• [STATED PROBLEM]: Locate each line in the records containing "butsch". Copy it.

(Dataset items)
--------------------------------------------------

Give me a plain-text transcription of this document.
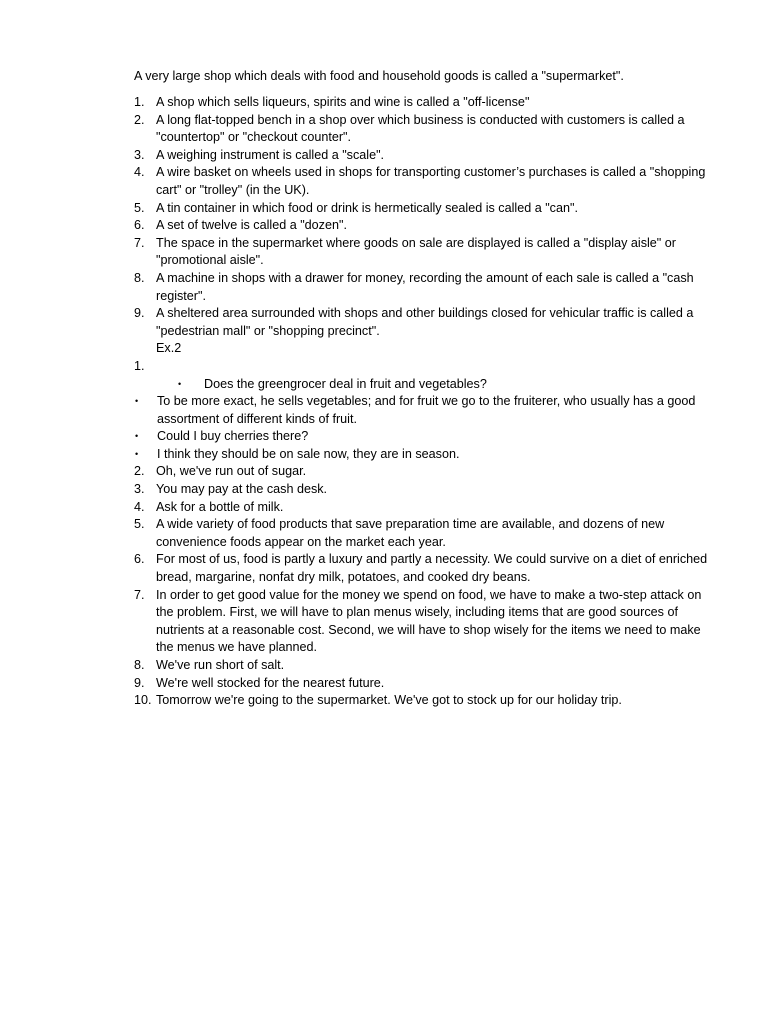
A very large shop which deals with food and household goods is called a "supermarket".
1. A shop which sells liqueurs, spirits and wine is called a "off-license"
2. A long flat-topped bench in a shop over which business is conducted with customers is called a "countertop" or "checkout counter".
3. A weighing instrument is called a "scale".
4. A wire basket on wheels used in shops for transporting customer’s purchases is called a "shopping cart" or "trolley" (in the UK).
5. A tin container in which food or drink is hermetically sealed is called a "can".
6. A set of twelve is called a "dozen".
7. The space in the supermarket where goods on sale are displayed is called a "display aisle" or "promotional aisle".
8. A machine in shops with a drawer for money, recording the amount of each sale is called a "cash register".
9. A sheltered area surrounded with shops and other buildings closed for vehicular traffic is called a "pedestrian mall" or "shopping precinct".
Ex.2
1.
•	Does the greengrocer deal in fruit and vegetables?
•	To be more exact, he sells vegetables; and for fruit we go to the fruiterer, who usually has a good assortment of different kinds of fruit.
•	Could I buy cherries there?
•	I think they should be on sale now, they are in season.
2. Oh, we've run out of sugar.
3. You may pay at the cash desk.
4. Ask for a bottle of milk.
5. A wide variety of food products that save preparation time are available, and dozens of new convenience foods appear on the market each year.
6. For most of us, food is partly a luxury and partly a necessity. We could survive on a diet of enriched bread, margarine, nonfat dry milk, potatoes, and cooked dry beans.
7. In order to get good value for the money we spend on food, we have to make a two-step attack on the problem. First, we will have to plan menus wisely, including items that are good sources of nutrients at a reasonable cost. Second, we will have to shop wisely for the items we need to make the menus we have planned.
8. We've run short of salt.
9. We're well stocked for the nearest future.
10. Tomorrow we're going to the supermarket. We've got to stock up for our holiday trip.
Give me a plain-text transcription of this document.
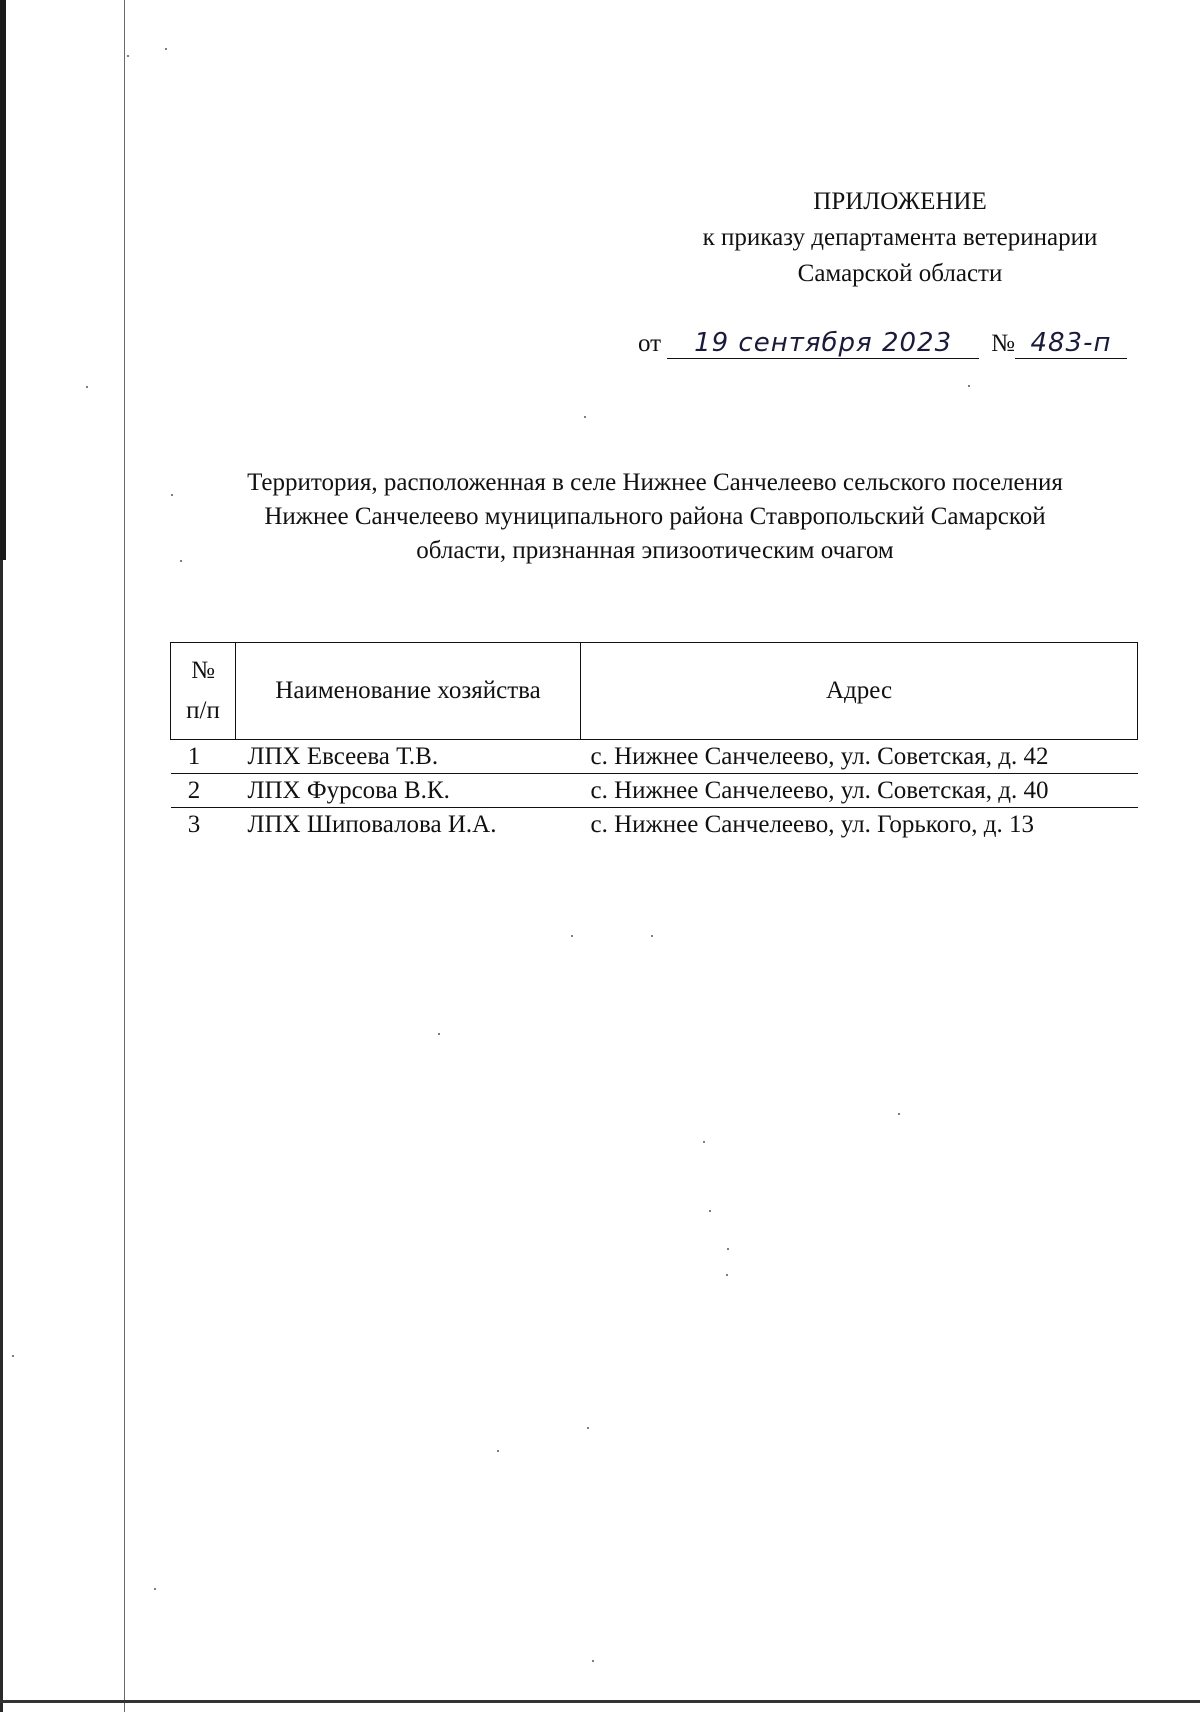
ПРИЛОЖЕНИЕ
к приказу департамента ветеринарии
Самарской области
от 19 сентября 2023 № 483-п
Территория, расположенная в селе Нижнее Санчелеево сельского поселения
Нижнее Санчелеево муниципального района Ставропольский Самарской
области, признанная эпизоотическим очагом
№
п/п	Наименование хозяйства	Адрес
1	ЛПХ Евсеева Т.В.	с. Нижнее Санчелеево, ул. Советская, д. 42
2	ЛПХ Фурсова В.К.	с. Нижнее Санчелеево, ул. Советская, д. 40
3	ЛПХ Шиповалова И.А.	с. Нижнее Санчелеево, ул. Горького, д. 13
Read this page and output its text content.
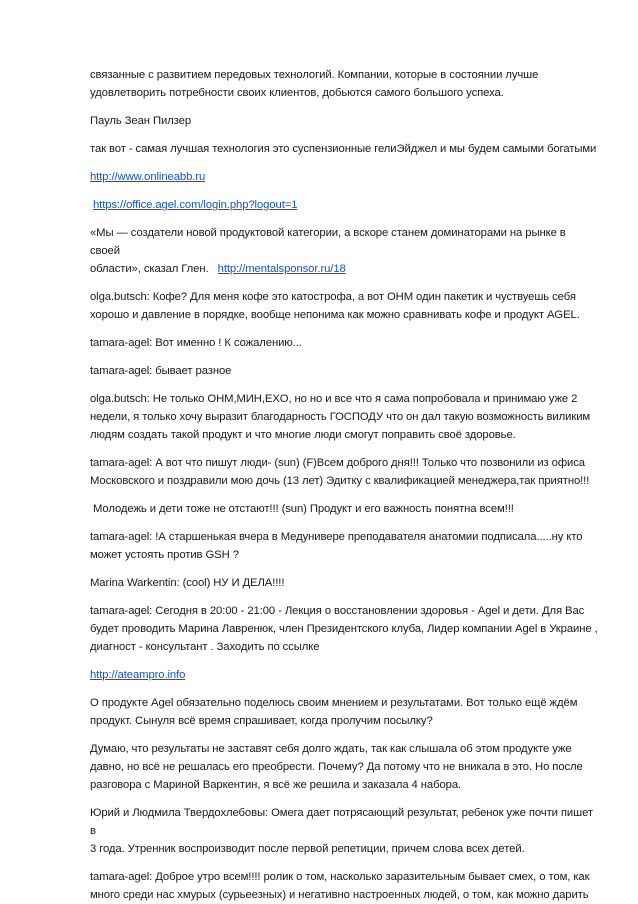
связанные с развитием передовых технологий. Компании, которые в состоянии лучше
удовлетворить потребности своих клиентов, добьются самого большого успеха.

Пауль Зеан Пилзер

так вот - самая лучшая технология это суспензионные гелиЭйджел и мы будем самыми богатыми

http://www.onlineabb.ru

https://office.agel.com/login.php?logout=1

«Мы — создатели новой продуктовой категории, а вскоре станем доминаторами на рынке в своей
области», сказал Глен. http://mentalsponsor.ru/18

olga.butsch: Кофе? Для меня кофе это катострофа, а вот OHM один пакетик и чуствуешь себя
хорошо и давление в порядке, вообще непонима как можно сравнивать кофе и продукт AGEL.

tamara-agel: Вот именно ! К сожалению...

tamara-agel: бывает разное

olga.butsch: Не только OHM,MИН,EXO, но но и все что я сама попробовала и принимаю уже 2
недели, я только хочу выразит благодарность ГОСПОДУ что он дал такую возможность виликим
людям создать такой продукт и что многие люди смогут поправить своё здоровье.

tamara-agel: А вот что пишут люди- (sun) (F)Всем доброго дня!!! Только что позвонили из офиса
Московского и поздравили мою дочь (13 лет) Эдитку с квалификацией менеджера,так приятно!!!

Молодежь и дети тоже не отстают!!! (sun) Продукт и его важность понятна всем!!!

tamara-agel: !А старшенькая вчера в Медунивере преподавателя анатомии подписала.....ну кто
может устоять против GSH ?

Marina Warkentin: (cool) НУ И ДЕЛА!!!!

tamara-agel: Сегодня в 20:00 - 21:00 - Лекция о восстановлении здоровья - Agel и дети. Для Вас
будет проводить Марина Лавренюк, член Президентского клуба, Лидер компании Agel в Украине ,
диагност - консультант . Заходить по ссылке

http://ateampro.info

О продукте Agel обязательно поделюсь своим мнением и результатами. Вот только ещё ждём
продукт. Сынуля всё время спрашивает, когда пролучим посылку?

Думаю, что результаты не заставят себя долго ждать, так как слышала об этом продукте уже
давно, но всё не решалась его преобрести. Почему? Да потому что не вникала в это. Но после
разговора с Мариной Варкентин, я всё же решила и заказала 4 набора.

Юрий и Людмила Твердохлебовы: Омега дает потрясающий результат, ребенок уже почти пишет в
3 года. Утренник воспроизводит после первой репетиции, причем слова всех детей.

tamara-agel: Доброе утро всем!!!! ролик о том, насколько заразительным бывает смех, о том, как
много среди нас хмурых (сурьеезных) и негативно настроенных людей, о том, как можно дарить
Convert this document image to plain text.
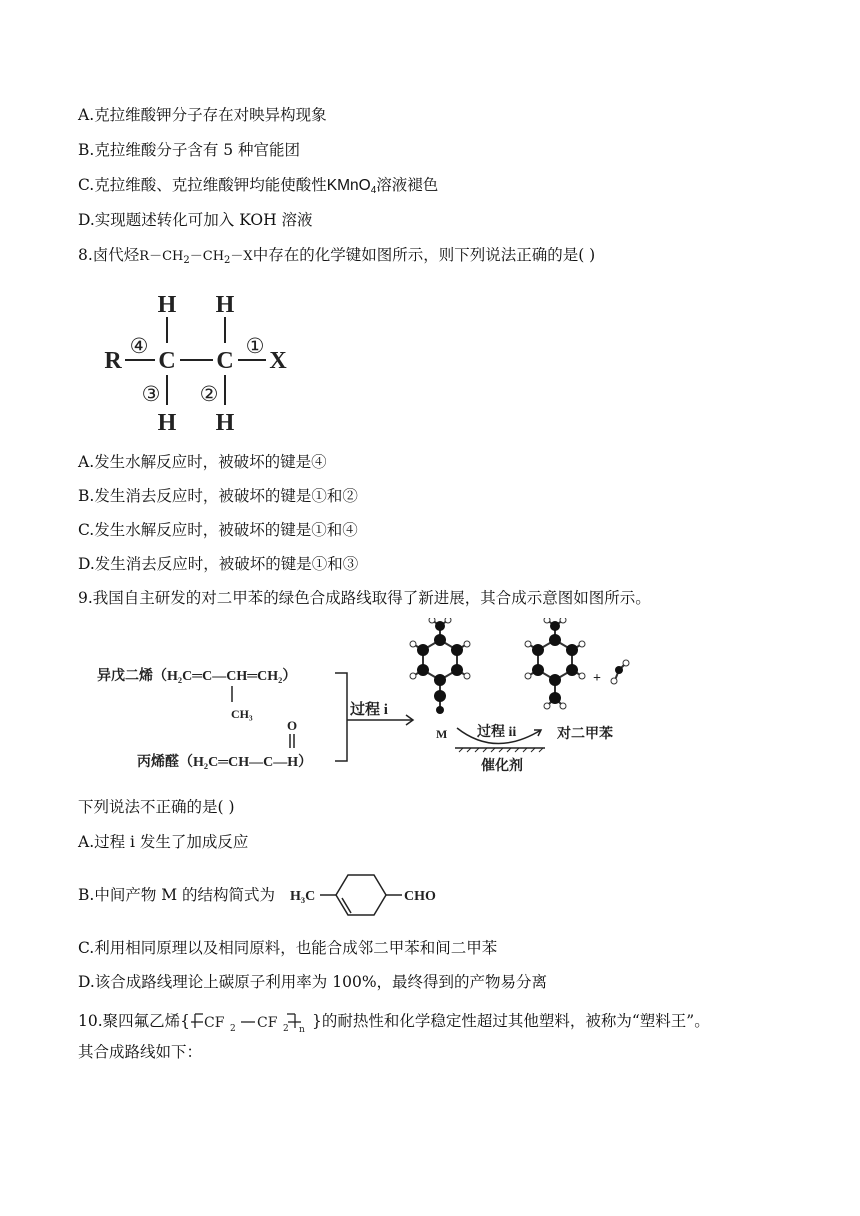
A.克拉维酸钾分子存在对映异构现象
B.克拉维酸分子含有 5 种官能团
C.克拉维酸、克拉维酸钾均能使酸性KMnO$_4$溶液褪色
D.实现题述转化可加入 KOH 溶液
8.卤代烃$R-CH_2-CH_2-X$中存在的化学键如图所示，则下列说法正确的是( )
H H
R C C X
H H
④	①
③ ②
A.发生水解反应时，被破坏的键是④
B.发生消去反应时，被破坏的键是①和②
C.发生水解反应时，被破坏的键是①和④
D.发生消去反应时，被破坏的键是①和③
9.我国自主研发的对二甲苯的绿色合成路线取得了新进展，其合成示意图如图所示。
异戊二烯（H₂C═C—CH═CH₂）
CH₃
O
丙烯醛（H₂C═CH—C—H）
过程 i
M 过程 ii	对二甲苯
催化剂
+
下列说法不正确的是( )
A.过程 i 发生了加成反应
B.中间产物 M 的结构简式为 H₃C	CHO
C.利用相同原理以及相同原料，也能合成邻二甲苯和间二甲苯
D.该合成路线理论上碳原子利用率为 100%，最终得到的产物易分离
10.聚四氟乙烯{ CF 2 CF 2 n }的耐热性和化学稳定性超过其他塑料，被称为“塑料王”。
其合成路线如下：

--------------------------------------------------

• [EXERCISE RESULT]:
olga.butsch: Кофе? Для меня кофе это катострофа, а вот OHM один пакетик и чуствуешь себя
olga.butsch: Не только OHM,MИН,EXO, но но и все что я сама попробовала и принимаю уже 2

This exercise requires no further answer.